Problem description:
Your task is to output the entries below word for word.

Data to process:
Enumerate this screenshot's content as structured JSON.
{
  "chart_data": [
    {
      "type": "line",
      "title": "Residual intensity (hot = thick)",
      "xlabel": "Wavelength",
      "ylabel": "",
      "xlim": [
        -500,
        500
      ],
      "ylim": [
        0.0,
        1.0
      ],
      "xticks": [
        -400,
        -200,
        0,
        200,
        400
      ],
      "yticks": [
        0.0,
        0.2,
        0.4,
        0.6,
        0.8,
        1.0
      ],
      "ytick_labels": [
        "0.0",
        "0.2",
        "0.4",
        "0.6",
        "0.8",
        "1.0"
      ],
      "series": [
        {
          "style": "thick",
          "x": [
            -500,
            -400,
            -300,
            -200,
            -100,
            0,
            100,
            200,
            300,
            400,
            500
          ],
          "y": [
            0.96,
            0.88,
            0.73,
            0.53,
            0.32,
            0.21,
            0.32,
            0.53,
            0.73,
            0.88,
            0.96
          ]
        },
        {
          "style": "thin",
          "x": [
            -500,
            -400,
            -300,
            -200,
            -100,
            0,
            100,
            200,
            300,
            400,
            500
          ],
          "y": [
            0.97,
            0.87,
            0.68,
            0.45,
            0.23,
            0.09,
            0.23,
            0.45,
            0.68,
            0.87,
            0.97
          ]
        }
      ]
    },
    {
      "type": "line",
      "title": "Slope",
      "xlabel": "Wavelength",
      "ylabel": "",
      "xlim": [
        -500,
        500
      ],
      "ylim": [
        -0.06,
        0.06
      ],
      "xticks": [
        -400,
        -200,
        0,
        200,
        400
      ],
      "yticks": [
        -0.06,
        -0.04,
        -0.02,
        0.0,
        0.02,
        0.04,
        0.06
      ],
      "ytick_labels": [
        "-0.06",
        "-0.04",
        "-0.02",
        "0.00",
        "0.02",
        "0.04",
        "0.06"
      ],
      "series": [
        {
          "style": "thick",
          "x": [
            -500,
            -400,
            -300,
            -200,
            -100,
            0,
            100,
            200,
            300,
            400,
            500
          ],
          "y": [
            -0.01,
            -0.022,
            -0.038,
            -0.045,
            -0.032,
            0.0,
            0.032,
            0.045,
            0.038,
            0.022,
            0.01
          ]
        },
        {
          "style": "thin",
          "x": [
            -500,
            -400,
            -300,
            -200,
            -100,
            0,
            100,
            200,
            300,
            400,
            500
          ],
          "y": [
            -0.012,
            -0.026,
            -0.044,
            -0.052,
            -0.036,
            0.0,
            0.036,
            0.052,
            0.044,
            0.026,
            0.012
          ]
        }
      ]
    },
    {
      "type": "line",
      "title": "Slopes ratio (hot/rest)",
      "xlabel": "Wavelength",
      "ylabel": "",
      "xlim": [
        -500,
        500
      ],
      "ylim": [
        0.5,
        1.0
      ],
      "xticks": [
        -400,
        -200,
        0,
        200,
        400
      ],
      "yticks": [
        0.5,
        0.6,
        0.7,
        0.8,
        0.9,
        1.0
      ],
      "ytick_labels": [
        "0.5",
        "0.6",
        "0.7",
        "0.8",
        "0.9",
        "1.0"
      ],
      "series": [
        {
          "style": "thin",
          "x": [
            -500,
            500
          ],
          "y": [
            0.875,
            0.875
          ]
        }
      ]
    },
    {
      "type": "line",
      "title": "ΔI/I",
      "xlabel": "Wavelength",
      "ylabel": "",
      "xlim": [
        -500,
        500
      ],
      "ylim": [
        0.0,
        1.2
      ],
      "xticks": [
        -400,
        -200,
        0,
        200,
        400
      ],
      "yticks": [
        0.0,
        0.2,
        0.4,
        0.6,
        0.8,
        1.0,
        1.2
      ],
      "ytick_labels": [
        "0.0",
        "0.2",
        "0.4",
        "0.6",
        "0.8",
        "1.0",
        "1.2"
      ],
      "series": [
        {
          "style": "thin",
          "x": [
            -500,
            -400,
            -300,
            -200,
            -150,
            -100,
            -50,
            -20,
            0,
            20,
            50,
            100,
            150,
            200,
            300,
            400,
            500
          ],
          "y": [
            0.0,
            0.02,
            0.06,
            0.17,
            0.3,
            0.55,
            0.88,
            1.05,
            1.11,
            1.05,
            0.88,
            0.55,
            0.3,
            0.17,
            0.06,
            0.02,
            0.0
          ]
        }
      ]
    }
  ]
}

Answer to the task:
Enumerate this screenshot's content as structured JSON.
{
  "chart_data": [
    {
      "type": "line",
      "title": "Residual intensity (hot = thick)",
      "xlabel": "Wavelength",
      "ylabel": "",
      "xlim": [
        -500,
        500
      ],
      "ylim": [
        0.0,
        1.0
      ],
      "xticks": [
        -400,
        -200,
        0,
        200,
        400
      ],
      "yticks": [
        0.0,
        0.2,
        0.4,
        0.6,
        0.8,
        1.0
      ],
      "ytick_labels": [
        "0.0",
        "0.2",
        "0.4",
        "0.6",
        "0.8",
        "1.0"
      ],
      "series": [
        {
          "style": "thick",
          "x": [
            -500,
            -400,
            -300,
            -200,
            -100,
            0,
            100,
            200,
            300,
            400,
            500
          ],
          "y": [
            0.96,
            0.88,
            0.73,
            0.53,
            0.32,
            0.21,
            0.32,
            0.53,
            0.73,
            0.88,
            0.96
          ]
        },
        {
          "style": "thin",
          "x": [
            -500,
            -400,
            -300,
            -200,
            -100,
            0,
            100,
            200,
            300,
            400,
            500
          ],
          "y": [
            0.97,
            0.87,
            0.68,
            0.45,
            0.23,
            0.09,
            0.23,
            0.45,
            0.68,
            0.87,
            0.97
          ]
        }
      ]
    },
    {
      "type": "line",
      "title": "Slope",
      "xlabel": "Wavelength",
      "ylabel": "",
      "xlim": [
        -500,
        500
      ],
      "ylim": [
        -0.06,
        0.06
      ],
      "xticks": [
        -400,
        -200,
        0,
        200,
        400
      ],
      "yticks": [
        -0.06,
        -0.04,
        -0.02,
        0.0,
        0.02,
        0.04,
        0.06
      ],
      "ytick_labels": [
        "-0.06",
        "-0.04",
        "-0.02",
        "0.00",
        "0.02",
        "0.04",
        "0.06"
      ],
      "series": [
        {
          "style": "thick",
          "x": [
            -500,
            -400,
            -300,
            -200,
            -100,
            0,
            100,
            200,
            300,
            400,
            500
          ],
          "y": [
            -0.01,
            -0.022,
            -0.038,
            -0.045,
            -0.032,
            0.0,
            0.032,
            0.045,
            0.038,
            0.022,
            0.01
          ]
        },
        {
          "style": "thin",
          "x": [
            -500,
            -400,
            -300,
            -200,
            -100,
            0,
            100,
            200,
            300,
            400,
            500
          ],
          "y": [
            -0.012,
            -0.026,
            -0.044,
            -0.052,
            -0.036,
            0.0,
            0.036,
            0.052,
            0.044,
            0.026,
            0.012
          ]
        }
      ]
    },
    {
      "type": "line",
      "title": "Slopes ratio (hot/rest)",
      "xlabel": "Wavelength",
      "ylabel": "",
      "xlim": [
        -500,
        500
      ],
      "ylim": [
        0.5,
        1.0
      ],
      "xticks": [
        -400,
        -200,
        0,
        200,
        400
      ],
      "yticks": [
        0.5,
        0.6,
        0.7,
        0.8,
        0.9,
        1.0
      ],
      "ytick_labels": [
        "0.5",
        "0.6",
        "0.7",
        "0.8",
        "0.9",
        "1.0"
      ],
      "series": [
        {
          "style": "thin",
          "x": [
            -500,
            500
          ],
          "y": [
            0.875,
            0.875
          ]
        }
      ]
    },
    {
      "type": "line",
      "title": "ΔI/I",
      "xlabel": "Wavelength",
      "ylabel": "",
      "xlim": [
        -500,
        500
      ],
      "ylim": [
        0.0,
        1.2
      ],
      "xticks": [
        -400,
        -200,
        0,
        200,
        400
      ],
      "yticks": [
        0.0,
        0.2,
        0.4,
        0.6,
        0.8,
        1.0,
        1.2
      ],
      "ytick_labels": [
        "0.0",
        "0.2",
        "0.4",
        "0.6",
        "0.8",
        "1.0",
        "1.2"
      ],
      "series": [
        {
          "style": "thin",
          "x": [
            -500,
            -400,
            -300,
            -200,
            -150,
            -100,
            -50,
            -20,
            0,
            20,
            50,
            100,
            150,
            200,
            300,
            400,
            500
          ],
          "y": [
            0.0,
            0.02,
            0.06,
            0.17,
            0.3,
            0.55,
            0.88,
            1.05,
            1.11,
            1.05,
            0.88,
            0.55,
            0.3,
            0.17,
            0.06,
            0.02,
            0.0
          ]
        }
      ]
    }
  ]
}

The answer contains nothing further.